(Data listing)
--- Begin ---
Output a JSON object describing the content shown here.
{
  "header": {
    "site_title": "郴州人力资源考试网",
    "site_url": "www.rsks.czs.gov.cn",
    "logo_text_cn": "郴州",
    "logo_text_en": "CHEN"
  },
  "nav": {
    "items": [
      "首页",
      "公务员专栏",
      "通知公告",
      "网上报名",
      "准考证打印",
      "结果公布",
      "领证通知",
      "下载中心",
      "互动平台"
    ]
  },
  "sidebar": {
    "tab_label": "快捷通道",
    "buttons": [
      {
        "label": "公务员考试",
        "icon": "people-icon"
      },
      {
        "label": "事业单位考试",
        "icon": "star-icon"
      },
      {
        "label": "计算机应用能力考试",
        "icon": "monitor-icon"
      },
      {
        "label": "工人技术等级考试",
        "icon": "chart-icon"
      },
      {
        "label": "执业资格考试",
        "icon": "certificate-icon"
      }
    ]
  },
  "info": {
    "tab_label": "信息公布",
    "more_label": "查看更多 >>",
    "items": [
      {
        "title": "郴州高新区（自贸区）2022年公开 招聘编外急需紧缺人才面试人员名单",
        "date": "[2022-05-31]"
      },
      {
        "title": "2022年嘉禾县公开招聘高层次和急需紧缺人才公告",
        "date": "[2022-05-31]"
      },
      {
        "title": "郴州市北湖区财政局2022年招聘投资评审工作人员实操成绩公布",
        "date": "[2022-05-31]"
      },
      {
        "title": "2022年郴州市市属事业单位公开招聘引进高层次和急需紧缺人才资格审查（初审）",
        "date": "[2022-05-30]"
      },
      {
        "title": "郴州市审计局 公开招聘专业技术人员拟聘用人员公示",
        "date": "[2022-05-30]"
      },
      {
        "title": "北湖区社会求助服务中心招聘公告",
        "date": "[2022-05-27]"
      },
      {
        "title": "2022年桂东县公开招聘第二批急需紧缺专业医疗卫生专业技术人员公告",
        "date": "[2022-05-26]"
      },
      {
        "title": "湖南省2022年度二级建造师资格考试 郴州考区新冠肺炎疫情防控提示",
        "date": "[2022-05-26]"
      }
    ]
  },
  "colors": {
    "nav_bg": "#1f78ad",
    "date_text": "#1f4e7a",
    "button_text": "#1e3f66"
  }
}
--- End ---
◆ What the task requires
Return every record, word for word.

◆ Solution for this task
Output a JSON object describing the content shown here.
{
  "header": {
    "site_title": "郴州人力资源考试网",
    "site_url": "www.rsks.czs.gov.cn",
    "logo_text_cn": "郴州",
    "logo_text_en": "CHEN"
  },
  "nav": {
    "items": [
      "首页",
      "公务员专栏",
      "通知公告",
      "网上报名",
      "准考证打印",
      "结果公布",
      "领证通知",
      "下载中心",
      "互动平台"
    ]
  },
  "sidebar": {
    "tab_label": "快捷通道",
    "buttons": [
      {
        "label": "公务员考试",
        "icon": "people-icon"
      },
      {
        "label": "事业单位考试",
        "icon": "star-icon"
      },
      {
        "label": "计算机应用能力考试",
        "icon": "monitor-icon"
      },
      {
        "label": "工人技术等级考试",
        "icon": "chart-icon"
      },
      {
        "label": "执业资格考试",
        "icon": "certificate-icon"
      }
    ]
  },
  "info": {
    "tab_label": "信息公布",
    "more_label": "查看更多 >>",
    "items": [
      {
        "title": "郴州高新区（自贸区）2022年公开 招聘编外急需紧缺人才面试人员名单",
        "date": "[2022-05-31]"
      },
      {
        "title": "2022年嘉禾县公开招聘高层次和急需紧缺人才公告",
        "date": "[2022-05-31]"
      },
      {
        "title": "郴州市北湖区财政局2022年招聘投资评审工作人员实操成绩公布",
        "date": "[2022-05-31]"
      },
      {
        "title": "2022年郴州市市属事业单位公开招聘引进高层次和急需紧缺人才资格审查（初审）",
        "date": "[2022-05-30]"
      },
      {
        "title": "郴州市审计局 公开招聘专业技术人员拟聘用人员公示",
        "date": "[2022-05-30]"
      },
      {
        "title": "北湖区社会求助服务中心招聘公告",
        "date": "[2022-05-27]"
      },
      {
        "title": "2022年桂东县公开招聘第二批急需紧缺专业医疗卫生专业技术人员公告",
        "date": "[2022-05-26]"
      },
      {
        "title": "湖南省2022年度二级建造师资格考试 郴州考区新冠肺炎疫情防控提示",
        "date": "[2022-05-26]"
      }
    ]
  },
  "colors": {
    "nav_bg": "#1f78ad",
    "date_text": "#1f4e7a",
    "button_text": "#1e3f66"
  }
}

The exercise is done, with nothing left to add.